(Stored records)
____

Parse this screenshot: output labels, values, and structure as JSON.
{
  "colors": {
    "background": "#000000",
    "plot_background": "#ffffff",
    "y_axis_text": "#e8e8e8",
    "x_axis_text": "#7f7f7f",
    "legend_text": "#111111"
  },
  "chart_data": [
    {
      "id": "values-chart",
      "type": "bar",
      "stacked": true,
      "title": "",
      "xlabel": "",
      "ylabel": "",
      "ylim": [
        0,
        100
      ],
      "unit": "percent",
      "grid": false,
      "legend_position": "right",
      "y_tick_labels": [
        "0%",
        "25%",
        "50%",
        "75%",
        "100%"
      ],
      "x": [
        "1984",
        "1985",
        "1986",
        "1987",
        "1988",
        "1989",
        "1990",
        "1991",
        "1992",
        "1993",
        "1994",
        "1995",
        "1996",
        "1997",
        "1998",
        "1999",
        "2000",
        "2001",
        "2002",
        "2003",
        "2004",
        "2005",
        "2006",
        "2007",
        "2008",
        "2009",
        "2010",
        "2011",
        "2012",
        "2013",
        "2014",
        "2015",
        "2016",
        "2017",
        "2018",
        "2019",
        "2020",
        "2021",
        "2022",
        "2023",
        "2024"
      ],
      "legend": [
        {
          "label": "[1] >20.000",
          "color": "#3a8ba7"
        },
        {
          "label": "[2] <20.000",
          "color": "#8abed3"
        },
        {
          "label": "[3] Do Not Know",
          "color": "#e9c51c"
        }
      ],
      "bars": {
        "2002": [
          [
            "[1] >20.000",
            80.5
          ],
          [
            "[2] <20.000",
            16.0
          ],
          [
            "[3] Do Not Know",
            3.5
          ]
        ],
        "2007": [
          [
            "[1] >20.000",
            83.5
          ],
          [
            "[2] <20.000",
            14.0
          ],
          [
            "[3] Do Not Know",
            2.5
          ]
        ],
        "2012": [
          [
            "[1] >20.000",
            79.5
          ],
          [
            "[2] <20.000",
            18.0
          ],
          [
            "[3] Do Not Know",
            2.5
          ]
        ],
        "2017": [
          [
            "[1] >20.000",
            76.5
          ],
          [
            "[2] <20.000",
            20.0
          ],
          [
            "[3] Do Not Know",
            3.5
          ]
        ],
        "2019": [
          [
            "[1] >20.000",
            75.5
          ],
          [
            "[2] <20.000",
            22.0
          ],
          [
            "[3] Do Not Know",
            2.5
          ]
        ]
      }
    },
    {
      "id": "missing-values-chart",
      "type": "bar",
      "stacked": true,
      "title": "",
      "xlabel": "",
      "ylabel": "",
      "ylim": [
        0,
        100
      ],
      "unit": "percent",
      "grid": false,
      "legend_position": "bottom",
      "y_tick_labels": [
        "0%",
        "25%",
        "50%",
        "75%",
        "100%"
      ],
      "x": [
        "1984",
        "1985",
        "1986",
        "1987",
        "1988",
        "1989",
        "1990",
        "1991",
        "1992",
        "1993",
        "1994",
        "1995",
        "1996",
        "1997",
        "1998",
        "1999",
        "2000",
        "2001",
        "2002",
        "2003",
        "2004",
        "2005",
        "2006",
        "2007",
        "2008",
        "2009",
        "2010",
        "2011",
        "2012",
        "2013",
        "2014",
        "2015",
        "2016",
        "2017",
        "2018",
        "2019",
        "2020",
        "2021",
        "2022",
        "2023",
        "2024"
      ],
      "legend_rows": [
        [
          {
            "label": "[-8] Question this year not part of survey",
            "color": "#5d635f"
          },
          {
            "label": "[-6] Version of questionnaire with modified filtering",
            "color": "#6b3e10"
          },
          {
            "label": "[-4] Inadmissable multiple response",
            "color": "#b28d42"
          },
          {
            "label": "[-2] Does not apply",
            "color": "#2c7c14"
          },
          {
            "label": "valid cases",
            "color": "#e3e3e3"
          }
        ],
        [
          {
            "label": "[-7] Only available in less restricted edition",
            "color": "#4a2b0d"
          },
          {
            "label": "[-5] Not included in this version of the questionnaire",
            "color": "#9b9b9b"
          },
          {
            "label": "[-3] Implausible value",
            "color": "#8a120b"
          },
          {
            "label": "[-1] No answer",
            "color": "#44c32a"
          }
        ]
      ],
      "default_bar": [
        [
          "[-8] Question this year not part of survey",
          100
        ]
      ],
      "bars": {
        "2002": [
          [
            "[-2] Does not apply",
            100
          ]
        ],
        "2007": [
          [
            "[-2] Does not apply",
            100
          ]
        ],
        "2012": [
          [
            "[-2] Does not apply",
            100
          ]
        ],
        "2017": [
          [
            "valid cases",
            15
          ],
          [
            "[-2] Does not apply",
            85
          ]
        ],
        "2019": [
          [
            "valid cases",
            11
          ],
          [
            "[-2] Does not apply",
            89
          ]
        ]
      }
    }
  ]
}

____

# Task
Copy each record from above exactly, and include every line.

# Answer in full
Parse this screenshot: output labels, values, and structure as JSON.
{
  "colors": {
    "background": "#000000",
    "plot_background": "#ffffff",
    "y_axis_text": "#e8e8e8",
    "x_axis_text": "#7f7f7f",
    "legend_text": "#111111"
  },
  "chart_data": [
    {
      "id": "values-chart",
      "type": "bar",
      "stacked": true,
      "title": "",
      "xlabel": "",
      "ylabel": "",
      "ylim": [
        0,
        100
      ],
      "unit": "percent",
      "grid": false,
      "legend_position": "right",
      "y_tick_labels": [
        "0%",
        "25%",
        "50%",
        "75%",
        "100%"
      ],
      "x": [
        "1984",
        "1985",
        "1986",
        "1987",
        "1988",
        "1989",
        "1990",
        "1991",
        "1992",
        "1993",
        "1994",
        "1995",
        "1996",
        "1997",
        "1998",
        "1999",
        "2000",
        "2001",
        "2002",
        "2003",
        "2004",
        "2005",
        "2006",
        "2007",
        "2008",
        "2009",
        "2010",
        "2011",
        "2012",
        "2013",
        "2014",
        "2015",
        "2016",
        "2017",
        "2018",
        "2019",
        "2020",
        "2021",
        "2022",
        "2023",
        "2024"
      ],
      "legend": [
        {
          "label": "[1] >20.000",
          "color": "#3a8ba7"
        },
        {
          "label": "[2] <20.000",
          "color": "#8abed3"
        },
        {
          "label": "[3] Do Not Know",
          "color": "#e9c51c"
        }
      ],
      "bars": {
        "2002": [
          [
            "[1] >20.000",
            80.5
          ],
          [
            "[2] <20.000",
            16.0
          ],
          [
            "[3] Do Not Know",
            3.5
          ]
        ],
        "2007": [
          [
            "[1] >20.000",
            83.5
          ],
          [
            "[2] <20.000",
            14.0
          ],
          [
            "[3] Do Not Know",
            2.5
          ]
        ],
        "2012": [
          [
            "[1] >20.000",
            79.5
          ],
          [
            "[2] <20.000",
            18.0
          ],
          [
            "[3] Do Not Know",
            2.5
          ]
        ],
        "2017": [
          [
            "[1] >20.000",
            76.5
          ],
          [
            "[2] <20.000",
            20.0
          ],
          [
            "[3] Do Not Know",
            3.5
          ]
        ],
        "2019": [
          [
            "[1] >20.000",
            75.5
          ],
          [
            "[2] <20.000",
            22.0
          ],
          [
            "[3] Do Not Know",
            2.5
          ]
        ]
      }
    },
    {
      "id": "missing-values-chart",
      "type": "bar",
      "stacked": true,
      "title": "",
      "xlabel": "",
      "ylabel": "",
      "ylim": [
        0,
        100
      ],
      "unit": "percent",
      "grid": false,
      "legend_position": "bottom",
      "y_tick_labels": [
        "0%",
        "25%",
        "50%",
        "75%",
        "100%"
      ],
      "x": [
        "1984",
        "1985",
        "1986",
        "1987",
        "1988",
        "1989",
        "1990",
        "1991",
        "1992",
        "1993",
        "1994",
        "1995",
        "1996",
        "1997",
        "1998",
        "1999",
        "2000",
        "2001",
        "2002",
        "2003",
        "2004",
        "2005",
        "2006",
        "2007",
        "2008",
        "2009",
        "2010",
        "2011",
        "2012",
        "2013",
        "2014",
        "2015",
        "2016",
        "2017",
        "2018",
        "2019",
        "2020",
        "2021",
        "2022",
        "2023",
        "2024"
      ],
      "legend_rows": [
        [
          {
            "label": "[-8] Question this year not part of survey",
            "color": "#5d635f"
          },
          {
            "label": "[-6] Version of questionnaire with modified filtering",
            "color": "#6b3e10"
          },
          {
            "label": "[-4] Inadmissable multiple response",
            "color": "#b28d42"
          },
          {
            "label": "[-2] Does not apply",
            "color": "#2c7c14"
          },
          {
            "label": "valid cases",
            "color": "#e3e3e3"
          }
        ],
        [
          {
            "label": "[-7] Only available in less restricted edition",
            "color": "#4a2b0d"
          },
          {
            "label": "[-5] Not included in this version of the questionnaire",
            "color": "#9b9b9b"
          },
          {
            "label": "[-3] Implausible value",
            "color": "#8a120b"
          },
          {
            "label": "[-1] No answer",
            "color": "#44c32a"
          }
        ]
      ],
      "default_bar": [
        [
          "[-8] Question this year not part of survey",
          100
        ]
      ],
      "bars": {
        "2002": [
          [
            "[-2] Does not apply",
            100
          ]
        ],
        "2007": [
          [
            "[-2] Does not apply",
            100
          ]
        ],
        "2012": [
          [
            "[-2] Does not apply",
            100
          ]
        ],
        "2017": [
          [
            "valid cases",
            15
          ],
          [
            "[-2] Does not apply",
            85
          ]
        ],
        "2019": [
          [
            "valid cases",
            11
          ],
          [
            "[-2] Does not apply",
            89
          ]
        ]
      }
    }
  ]
}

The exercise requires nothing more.